**CHALLENGE**
Quote the whole listing exactly. Leave the pictures out of your copy.

**Records that describe figures**
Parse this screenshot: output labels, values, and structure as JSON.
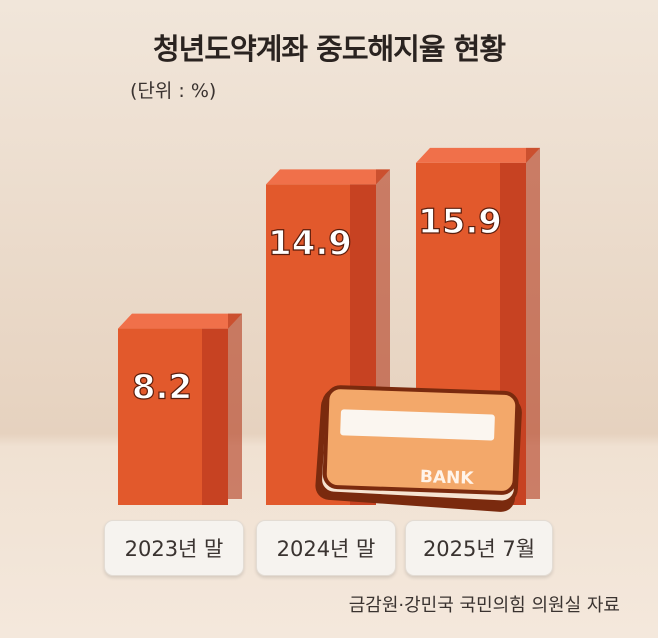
{
  "chart_data": {
    "type": "bar",
    "title": "청년도약계좌 중도해지율 현황",
    "unit_label": "(단위 : %)",
    "categories": [
      "2023년 말",
      "2024년 말",
      "2025년 7월"
    ],
    "values": [
      8.2,
      14.9,
      15.9
    ],
    "value_labels": [
      "8.2",
      "14.9",
      "15.9"
    ],
    "ylim": [
      0,
      16.5
    ],
    "grid": false,
    "legend": "none",
    "source": "금감원·강민국 국민의힘 의원실 자료",
    "decoration_text": "BANK",
    "colors": {
      "bar_front": "#e2592c",
      "bar_side": "#c74222",
      "bar_top": "#f0704a",
      "background_top": "#f0e3d6",
      "floor": "#eddcc9",
      "card": "#f3a86a"
    }
  }
}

**IN RESPONSE**
Parse this screenshot: output labels, values, and structure as JSON.
{
  "chart_data": {
    "type": "bar",
    "title": "청년도약계좌 중도해지율 현황",
    "unit_label": "(단위 : %)",
    "categories": [
      "2023년 말",
      "2024년 말",
      "2025년 7월"
    ],
    "values": [
      8.2,
      14.9,
      15.9
    ],
    "value_labels": [
      "8.2",
      "14.9",
      "15.9"
    ],
    "ylim": [
      0,
      16.5
    ],
    "grid": false,
    "legend": "none",
    "source": "금감원·강민국 국민의힘 의원실 자료",
    "decoration_text": "BANK",
    "colors": {
      "bar_front": "#e2592c",
      "bar_side": "#c74222",
      "bar_top": "#f0704a",
      "background_top": "#f0e3d6",
      "floor": "#eddcc9",
      "card": "#f3a86a"
    }
  }
}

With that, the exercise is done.